» EXERCISE
Check every line of the data below for the string "Зарплата", and copy the ones that hold it.

» MATERIALS PROVIDED

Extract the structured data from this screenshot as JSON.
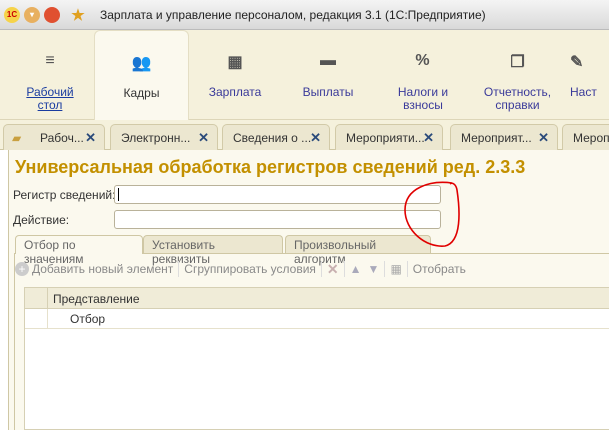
{
  "window": {
    "title": "Зарплата и управление персоналом, редакция 3.1  (1С:Предприятие)",
    "logo": "1С"
  },
  "sections": [
    {
      "label": "Рабочий стол",
      "icon": "menu-icon"
    },
    {
      "label": "Кадры",
      "icon": "users-icon"
    },
    {
      "label": "Зарплата",
      "icon": "calculator-icon"
    },
    {
      "label": "Выплаты",
      "icon": "wallet-icon"
    },
    {
      "label": "Налоги и взносы",
      "icon": "percent-icon"
    },
    {
      "label": "Отчетность, справки",
      "icon": "reports-icon"
    },
    {
      "label": "Наст",
      "icon": "settings-icon"
    }
  ],
  "open_tabs": [
    "Рабоч...",
    "Электронн...",
    "Сведения о ...",
    "Мероприяти...",
    "Мероприят...",
    "Мероприя"
  ],
  "form": {
    "title": "Универсальная обработка регистров сведений ред. 2.3.3",
    "register_label": "Регистр сведений:",
    "register_value": "",
    "action_label": "Действие:",
    "action_value": "",
    "tabs": [
      "Отбор по значениям",
      "Установить реквизиты",
      "Произвольный алгоритм"
    ],
    "toolbar": {
      "add": "Добавить новый элемент",
      "group": "Сгруппировать условия",
      "select": "Отобрать"
    },
    "table": {
      "header": "Представление",
      "rows": [
        "Отбор"
      ]
    }
  },
  "colors": {
    "title": "#c39000",
    "annotation": "#e00000"
  }
}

» COMPLETE OUTPUT
    "title": "Зарплата и управление персоналом, редакция 3.1  (1С:Предприятие)",
      "label": "Зарплата",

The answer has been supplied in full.